▸ **EXERCISE AIM**:
Would you quote the material below in full and unchanged?

▸ **Records that describe figures**:
= = = = =

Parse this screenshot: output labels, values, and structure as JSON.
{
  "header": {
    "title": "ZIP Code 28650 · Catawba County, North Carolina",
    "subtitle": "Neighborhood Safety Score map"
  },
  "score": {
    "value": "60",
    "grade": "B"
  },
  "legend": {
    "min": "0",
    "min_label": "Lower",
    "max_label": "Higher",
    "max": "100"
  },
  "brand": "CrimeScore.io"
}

= = = = =

▸ **FINISHED ANSWER**:
Parse this screenshot: output labels, values, and structure as JSON.
{
  "header": {
    "title": "ZIP Code 28650 · Catawba County, North Carolina",
    "subtitle": "Neighborhood Safety Score map"
  },
  "score": {
    "value": "60",
    "grade": "B"
  },
  "legend": {
    "min": "0",
    "min_label": "Lower",
    "max_label": "Higher",
    "max": "100"
  },
  "brand": "CrimeScore.io"
}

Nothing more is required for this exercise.